DIRECTIONS FOR THIS TASK:
Find the line containing "Parse this screenshot: output" in the entries; transcribe it and all remaining lines through the end, exactly as they appear, but not the pictures.

RECORDS TO USE:

● ● ●

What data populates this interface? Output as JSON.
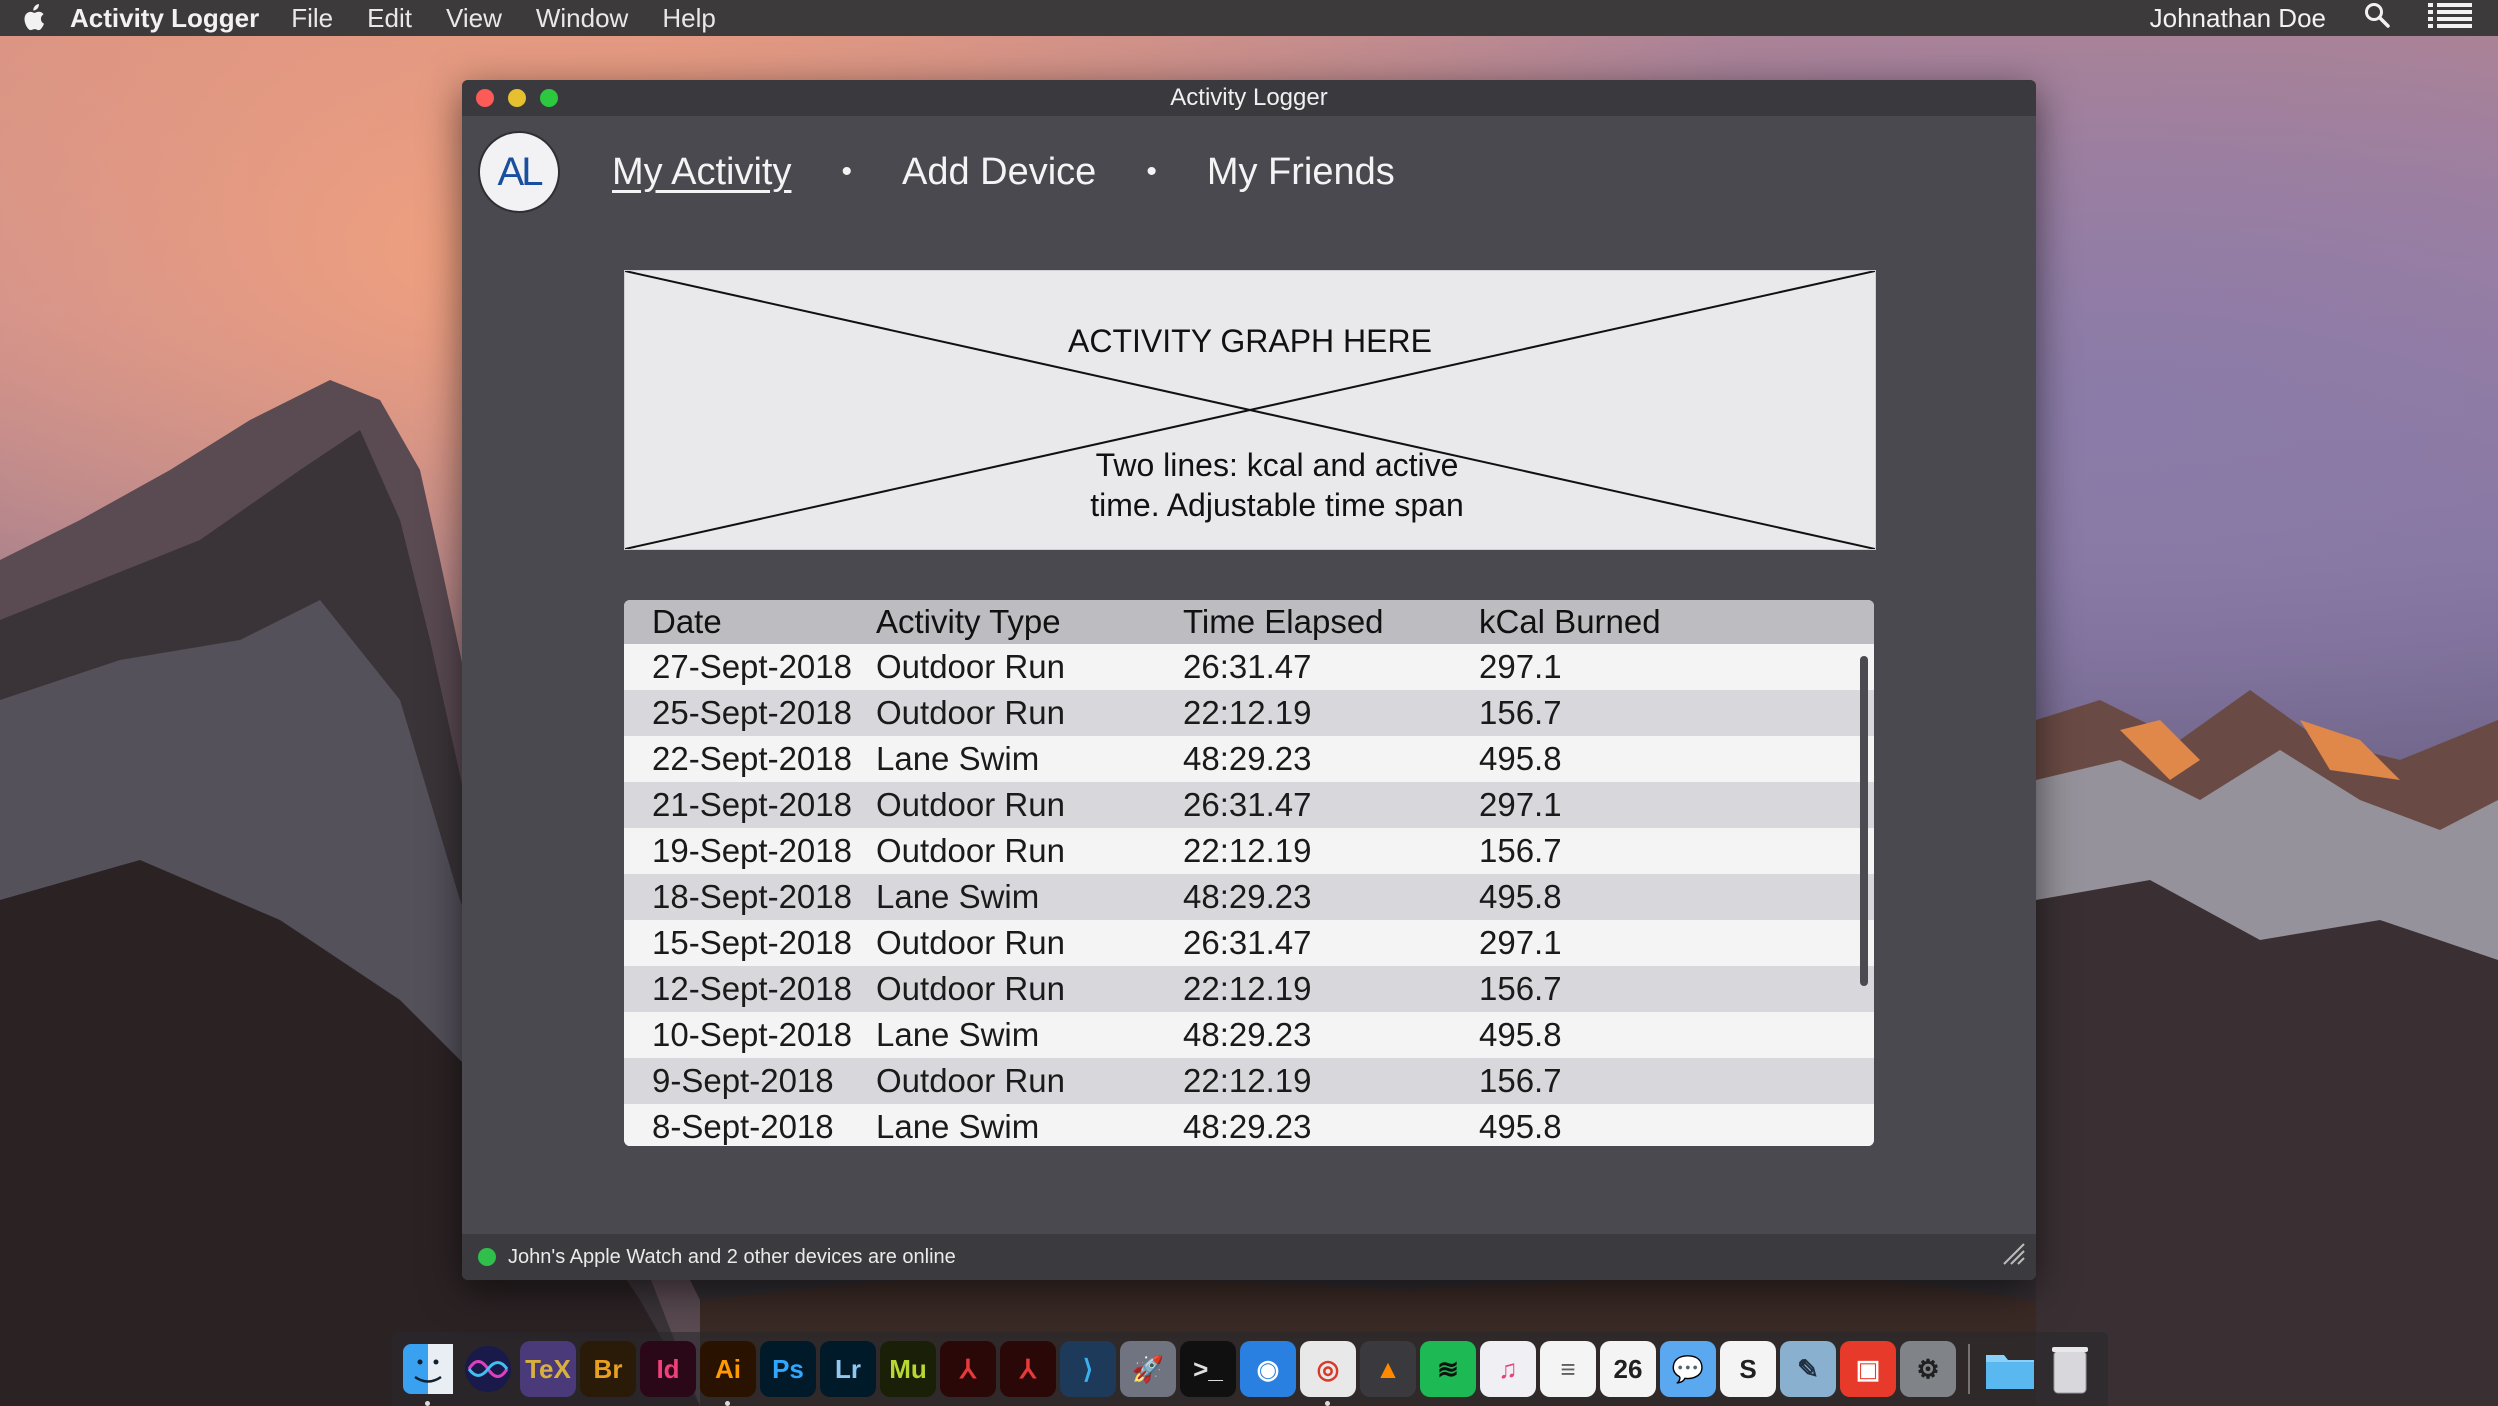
{
  "menubar": {
    "app_name": "Activity Logger",
    "menus": [
      "File",
      "Edit",
      "View",
      "Window",
      "Help"
    ],
    "user": "Johnathan Doe",
    "icons": [
      "apple-icon",
      "search-icon",
      "list-icon"
    ]
  },
  "window": {
    "title": "Activity Logger",
    "logo": "AL",
    "nav": {
      "my_activity": "My Activity",
      "add_device": "Add Device",
      "my_friends": "My Friends",
      "separator": "•"
    },
    "graph": {
      "title": "ACTIVITY GRAPH HERE",
      "description": "Two lines: kcal and active time. Adjustable time span"
    },
    "table": {
      "headers": [
        "Date",
        "Activity Type",
        "Time Elapsed",
        "kCal Burned"
      ],
      "rows": [
        [
          "27-Sept-2018",
          "Outdoor Run",
          "26:31.47",
          "297.1"
        ],
        [
          "25-Sept-2018",
          "Outdoor Run",
          "22:12.19",
          "156.7"
        ],
        [
          "22-Sept-2018",
          "Lane Swim",
          "48:29.23",
          "495.8"
        ],
        [
          "21-Sept-2018",
          "Outdoor Run",
          "26:31.47",
          "297.1"
        ],
        [
          "19-Sept-2018",
          "Outdoor Run",
          "22:12.19",
          "156.7"
        ],
        [
          "18-Sept-2018",
          "Lane Swim",
          "48:29.23",
          "495.8"
        ],
        [
          "15-Sept-2018",
          "Outdoor Run",
          "26:31.47",
          "297.1"
        ],
        [
          "12-Sept-2018",
          "Outdoor Run",
          "22:12.19",
          "156.7"
        ],
        [
          "10-Sept-2018",
          "Lane Swim",
          "48:29.23",
          "495.8"
        ],
        [
          "9-Sept-2018",
          "Outdoor Run",
          "22:12.19",
          "156.7"
        ],
        [
          "8-Sept-2018",
          "Lane Swim",
          "48:29.23",
          "495.8"
        ]
      ]
    },
    "status": "John's Apple Watch and 2 other devices are online"
  },
  "dock": {
    "apps": [
      {
        "name": "finder-icon",
        "label": "",
        "bg": "#3aa0f0",
        "fg": "#ffffff",
        "running": true
      },
      {
        "name": "siri-icon",
        "label": "",
        "bg": "#2a2a6a",
        "fg": "#ffffff",
        "running": false
      },
      {
        "name": "tex-icon",
        "label": "TeX",
        "bg": "#4a3a7a",
        "fg": "#d8b040",
        "running": false
      },
      {
        "name": "bridge-icon",
        "label": "Br",
        "bg": "#2a1a08",
        "fg": "#e8a020",
        "running": false
      },
      {
        "name": "indesign-icon",
        "label": "Id",
        "bg": "#2a0818",
        "fg": "#f0407a",
        "running": false
      },
      {
        "name": "illustrator-icon",
        "label": "Ai",
        "bg": "#2a1200",
        "fg": "#ff9a00",
        "running": true
      },
      {
        "name": "photoshop-icon",
        "label": "Ps",
        "bg": "#001a2a",
        "fg": "#31a8ff",
        "running": false
      },
      {
        "name": "lightroom-icon",
        "label": "Lr",
        "bg": "#001a2a",
        "fg": "#90c8f0",
        "running": false
      },
      {
        "name": "muse-icon",
        "label": "Mu",
        "bg": "#1a2008",
        "fg": "#b8d830",
        "running": false
      },
      {
        "name": "acrobat-icon",
        "label": "⅄",
        "bg": "#2a0808",
        "fg": "#e83a3a",
        "running": false
      },
      {
        "name": "acrobat-reader-icon",
        "label": "⅄",
        "bg": "#2a0808",
        "fg": "#e83a3a",
        "running": false
      },
      {
        "name": "vscode-icon",
        "label": "⟩",
        "bg": "#1e3a5a",
        "fg": "#3ab0f0",
        "running": false
      },
      {
        "name": "launchpad-icon",
        "label": "🚀",
        "bg": "#707480",
        "fg": "#ffffff",
        "running": false
      },
      {
        "name": "terminal-icon",
        "label": ">_",
        "bg": "#101010",
        "fg": "#e0e0e0",
        "running": false
      },
      {
        "name": "safari-icon",
        "label": "◉",
        "bg": "#2a80e0",
        "fg": "#ffffff",
        "running": false
      },
      {
        "name": "chrome-icon",
        "label": "◎",
        "bg": "#e8e8e8",
        "fg": "#d83a2a",
        "running": true
      },
      {
        "name": "vlc-icon",
        "label": "▲",
        "bg": "#3a3a3e",
        "fg": "#ff8a00",
        "running": false
      },
      {
        "name": "spotify-icon",
        "label": "≋",
        "bg": "#1db954",
        "fg": "#101010",
        "running": false
      },
      {
        "name": "itunes-icon",
        "label": "♫",
        "bg": "#f0f0f4",
        "fg": "#e8407a",
        "running": false
      },
      {
        "name": "textedit-icon",
        "label": "≡",
        "bg": "#f4f4f4",
        "fg": "#606060",
        "running": false
      },
      {
        "name": "calendar-icon",
        "label": "26",
        "bg": "#f4f4f4",
        "fg": "#202020",
        "running": false
      },
      {
        "name": "messages-icon",
        "label": "💬",
        "bg": "#5aa8f0",
        "fg": "#ffffff",
        "running": false
      },
      {
        "name": "slack-icon",
        "label": "S",
        "bg": "#f4f4f4",
        "fg": "#202020",
        "running": false
      },
      {
        "name": "preview-icon",
        "label": "✎",
        "bg": "#8ab0d0",
        "fg": "#203040",
        "running": false
      },
      {
        "name": "screenshare-icon",
        "label": "▣",
        "bg": "#e83a2a",
        "fg": "#ffffff",
        "running": false
      },
      {
        "name": "system-preferences-icon",
        "label": "⚙",
        "bg": "#808488",
        "fg": "#202020",
        "running": false
      }
    ],
    "trailing": [
      {
        "name": "folder-icon",
        "label": "",
        "bg": "#5ab8f0",
        "fg": "#ffffff"
      },
      {
        "name": "trash-icon",
        "label": "",
        "bg": "rgba(0,0,0,0)",
        "fg": "#e0e0e0"
      }
    ]
  },
  "colors": {
    "window_bg": "#4a494f",
    "table_header_bg": "#bdbdc1",
    "status_online": "#2fbf4a",
    "logo_text": "#1a4fa0"
  }
}
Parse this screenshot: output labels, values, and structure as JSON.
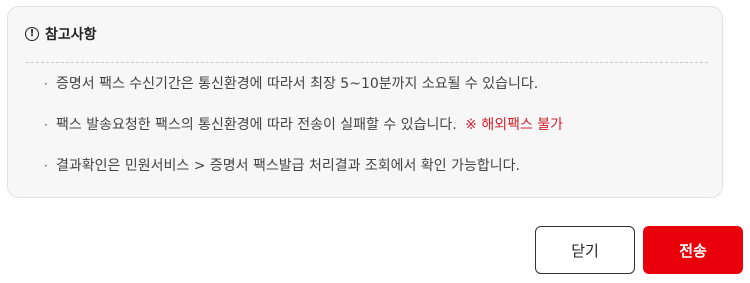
{
  "notice": {
    "icon": "exclamation-circle-icon",
    "title": "참고사항",
    "items": [
      {
        "text": "증명서 팩스 수신기간은 통신환경에 따라서 최장 5~10분까지 소요될 수 있습니다.",
        "warning": ""
      },
      {
        "text": "팩스 발송요청한 팩스의 통신환경에 따라 전송이 실패할 수 있습니다.",
        "warning": "※ 해외팩스 불가"
      },
      {
        "text": "결과확인은 민원서비스 > 증명서 팩스발급 처리결과 조회에서 확인 가능합니다.",
        "warning": ""
      }
    ]
  },
  "buttons": {
    "close_label": "닫기",
    "send_label": "전송"
  },
  "colors": {
    "warning": "#d1242f",
    "primary": "#e8000b",
    "box_bg": "#f7f7f7"
  }
}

● ● ●

RESPONSE TO THIS EXERCISE:
Parse this screenshot: output labels, values, and structure as JSON.
{
  "notice": {
    "icon": "exclamation-circle-icon",
    "title": "참고사항",
    "items": [
      {
        "text": "증명서 팩스 수신기간은 통신환경에 따라서 최장 5~10분까지 소요될 수 있습니다.",
        "warning": ""
      },
      {
        "text": "팩스 발송요청한 팩스의 통신환경에 따라 전송이 실패할 수 있습니다.",
        "warning": "※ 해외팩스 불가"
      },
      {
        "text": "결과확인은 민원서비스 > 증명서 팩스발급 처리결과 조회에서 확인 가능합니다.",
        "warning": ""
      }
    ]
  },
  "buttons": {
    "close_label": "닫기",
    "send_label": "전송"
  },
  "colors": {
    "warning": "#d1242f",
    "primary": "#e8000b",
    "box_bg": "#f7f7f7"
  }
}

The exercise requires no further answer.